__Exercise goal__:
Collect all lines containing the word "عازب" from the data.
— START —
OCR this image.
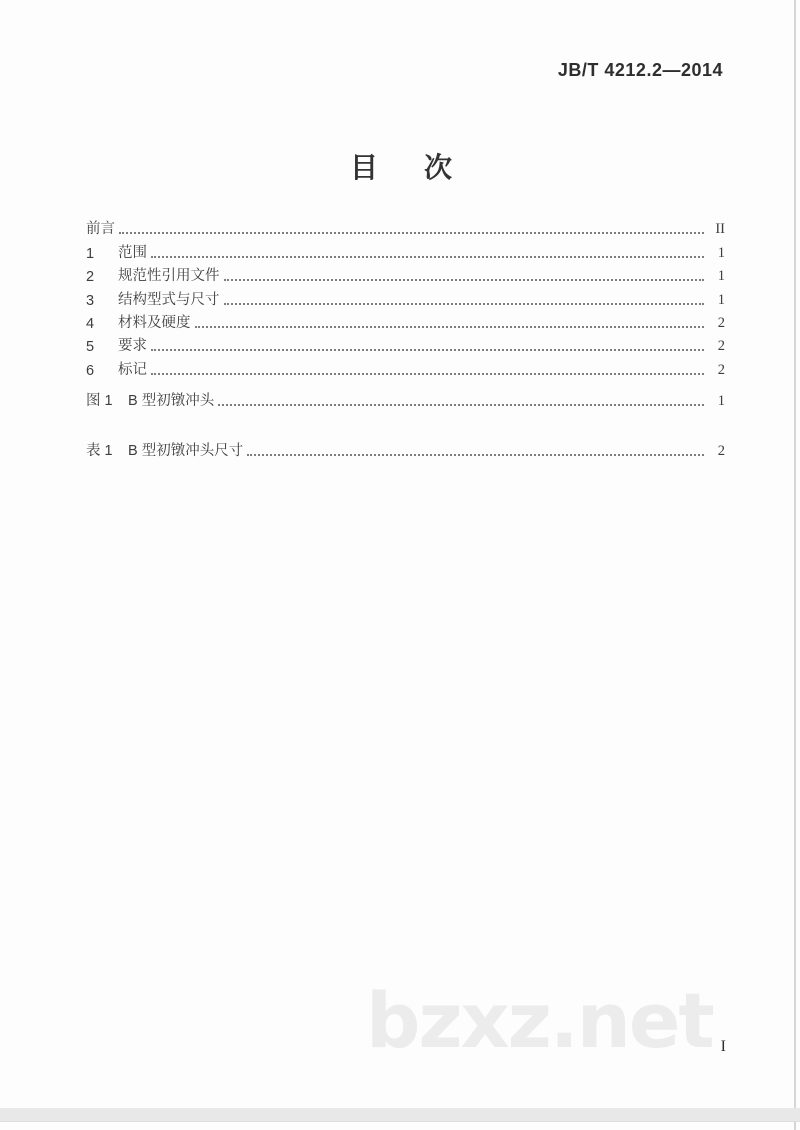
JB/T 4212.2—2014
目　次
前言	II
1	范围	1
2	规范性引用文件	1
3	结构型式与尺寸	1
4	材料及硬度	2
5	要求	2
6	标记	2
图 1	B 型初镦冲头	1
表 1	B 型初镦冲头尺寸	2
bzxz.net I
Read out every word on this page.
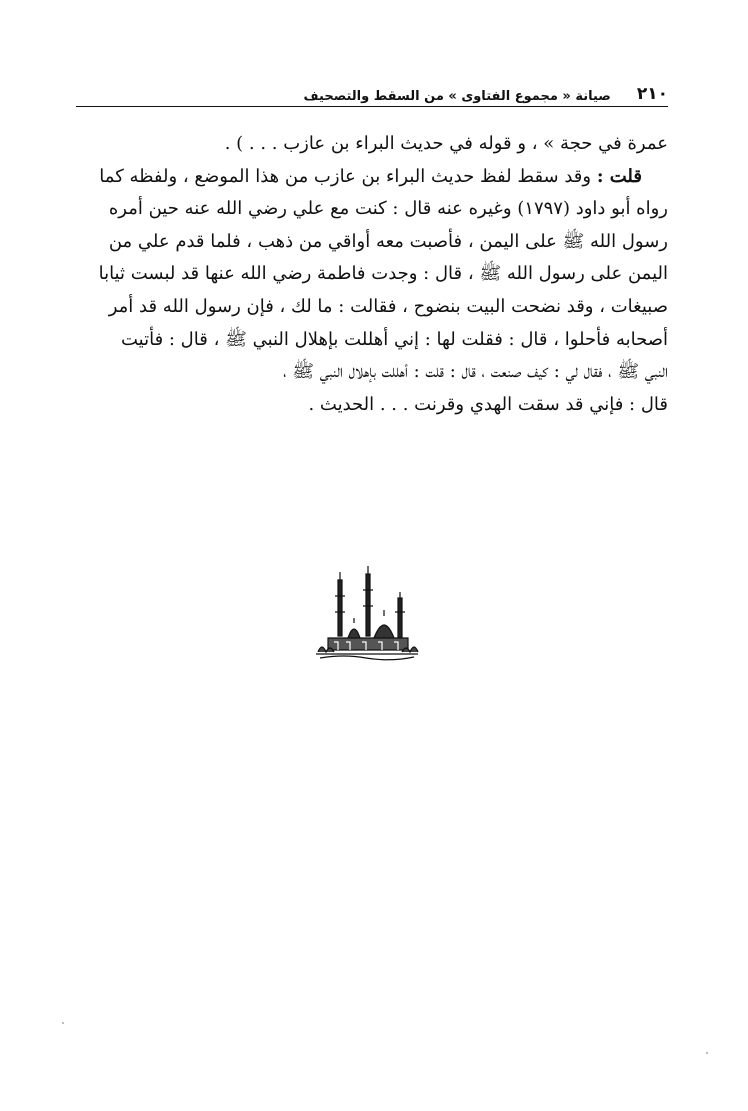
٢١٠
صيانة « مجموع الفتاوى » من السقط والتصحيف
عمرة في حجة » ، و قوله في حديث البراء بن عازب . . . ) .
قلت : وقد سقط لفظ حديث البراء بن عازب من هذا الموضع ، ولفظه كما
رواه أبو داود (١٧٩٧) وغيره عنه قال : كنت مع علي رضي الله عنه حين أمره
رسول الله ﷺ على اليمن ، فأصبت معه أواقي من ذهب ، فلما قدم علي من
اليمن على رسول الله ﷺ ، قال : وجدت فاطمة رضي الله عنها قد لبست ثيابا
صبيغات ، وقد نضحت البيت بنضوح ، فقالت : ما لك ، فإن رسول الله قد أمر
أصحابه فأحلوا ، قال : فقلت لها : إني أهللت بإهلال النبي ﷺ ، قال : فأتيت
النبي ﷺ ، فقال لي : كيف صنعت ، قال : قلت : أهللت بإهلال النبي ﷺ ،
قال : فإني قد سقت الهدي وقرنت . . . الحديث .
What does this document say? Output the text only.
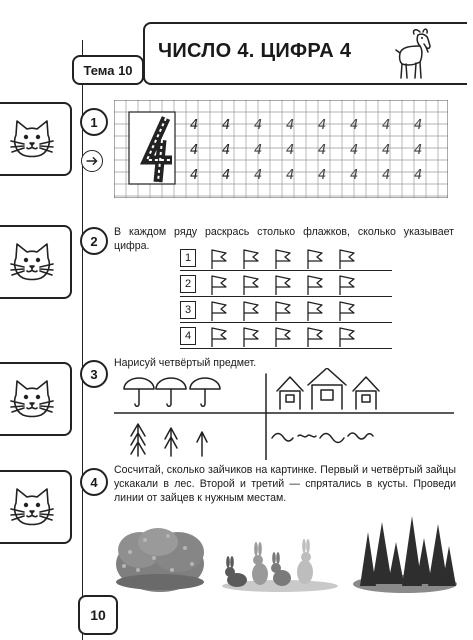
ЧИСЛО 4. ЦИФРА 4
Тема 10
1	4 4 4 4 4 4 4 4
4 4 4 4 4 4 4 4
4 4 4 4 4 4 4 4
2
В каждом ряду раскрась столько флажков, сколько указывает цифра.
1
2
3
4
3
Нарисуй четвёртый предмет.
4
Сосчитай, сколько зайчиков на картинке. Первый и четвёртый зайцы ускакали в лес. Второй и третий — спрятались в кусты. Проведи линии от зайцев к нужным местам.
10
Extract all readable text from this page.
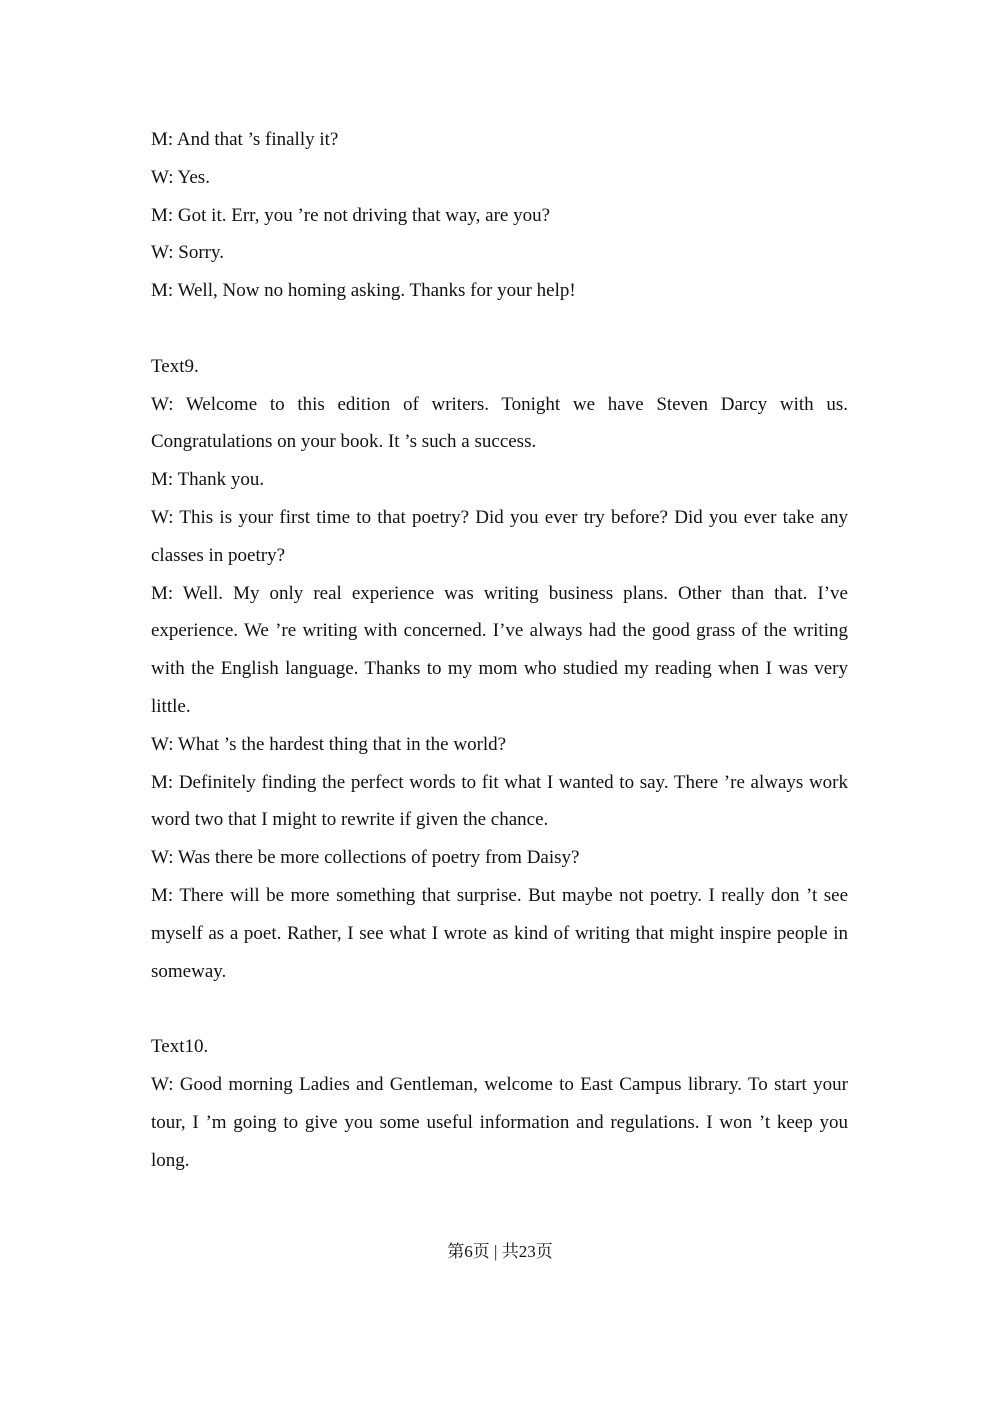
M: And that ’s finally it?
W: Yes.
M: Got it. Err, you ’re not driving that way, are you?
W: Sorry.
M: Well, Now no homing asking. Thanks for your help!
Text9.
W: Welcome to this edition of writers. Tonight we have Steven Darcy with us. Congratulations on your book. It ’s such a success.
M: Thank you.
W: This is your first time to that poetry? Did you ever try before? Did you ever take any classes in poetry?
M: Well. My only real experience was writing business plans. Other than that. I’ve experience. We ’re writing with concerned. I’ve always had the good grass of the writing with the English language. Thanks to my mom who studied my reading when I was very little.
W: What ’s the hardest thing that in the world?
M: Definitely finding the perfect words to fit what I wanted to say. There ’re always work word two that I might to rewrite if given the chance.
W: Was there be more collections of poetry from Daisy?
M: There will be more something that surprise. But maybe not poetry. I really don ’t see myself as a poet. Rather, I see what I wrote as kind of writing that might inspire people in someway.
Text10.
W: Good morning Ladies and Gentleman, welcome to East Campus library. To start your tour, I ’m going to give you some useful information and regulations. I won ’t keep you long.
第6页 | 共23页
— END —
__The reply__:
عمرة في حجة » ، و قوله في حديث البراء بن عازب . . . ) .
قلت : وقد سقط لفظ حديث البراء بن عازب من هذا الموضع ، ولفظه كما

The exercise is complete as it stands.